Extract each line where the string "this" shows up.

[Data extracted from a collection]
┏━━
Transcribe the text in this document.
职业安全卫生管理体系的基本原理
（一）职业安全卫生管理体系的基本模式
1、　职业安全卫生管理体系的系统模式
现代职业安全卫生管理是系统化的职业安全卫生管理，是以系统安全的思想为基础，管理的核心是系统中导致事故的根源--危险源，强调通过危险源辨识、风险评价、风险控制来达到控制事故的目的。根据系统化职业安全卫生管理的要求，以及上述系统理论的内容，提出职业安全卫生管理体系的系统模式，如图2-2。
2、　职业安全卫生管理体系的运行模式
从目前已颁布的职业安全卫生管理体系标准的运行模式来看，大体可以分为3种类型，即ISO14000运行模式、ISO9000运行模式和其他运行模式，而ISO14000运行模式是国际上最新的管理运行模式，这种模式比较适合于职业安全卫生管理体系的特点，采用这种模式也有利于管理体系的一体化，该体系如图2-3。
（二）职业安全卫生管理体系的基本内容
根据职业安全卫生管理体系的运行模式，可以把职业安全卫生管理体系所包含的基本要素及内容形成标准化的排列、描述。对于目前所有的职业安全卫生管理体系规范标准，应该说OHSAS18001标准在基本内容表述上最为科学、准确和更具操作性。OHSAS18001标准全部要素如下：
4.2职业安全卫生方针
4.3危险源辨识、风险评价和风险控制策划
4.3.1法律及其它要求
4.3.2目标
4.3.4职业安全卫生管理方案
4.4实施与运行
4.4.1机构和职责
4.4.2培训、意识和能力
┗━━
┏━━
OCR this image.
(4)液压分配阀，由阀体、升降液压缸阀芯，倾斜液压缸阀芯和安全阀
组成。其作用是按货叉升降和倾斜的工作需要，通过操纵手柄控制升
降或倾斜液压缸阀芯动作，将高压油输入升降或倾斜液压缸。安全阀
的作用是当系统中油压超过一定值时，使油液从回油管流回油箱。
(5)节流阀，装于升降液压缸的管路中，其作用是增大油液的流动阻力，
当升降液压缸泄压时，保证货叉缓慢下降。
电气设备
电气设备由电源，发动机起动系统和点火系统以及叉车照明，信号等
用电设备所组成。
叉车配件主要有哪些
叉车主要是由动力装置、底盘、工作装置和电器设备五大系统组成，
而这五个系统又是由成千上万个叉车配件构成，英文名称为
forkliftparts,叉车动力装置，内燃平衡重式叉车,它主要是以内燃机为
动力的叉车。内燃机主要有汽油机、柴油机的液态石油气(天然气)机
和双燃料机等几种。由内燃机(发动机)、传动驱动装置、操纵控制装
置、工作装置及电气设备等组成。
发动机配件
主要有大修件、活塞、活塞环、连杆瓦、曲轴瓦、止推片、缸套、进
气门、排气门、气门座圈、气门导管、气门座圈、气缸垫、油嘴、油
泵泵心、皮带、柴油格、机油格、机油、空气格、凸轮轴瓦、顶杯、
┗━━
## Output
Transcribe the text in this document.
OCR this image.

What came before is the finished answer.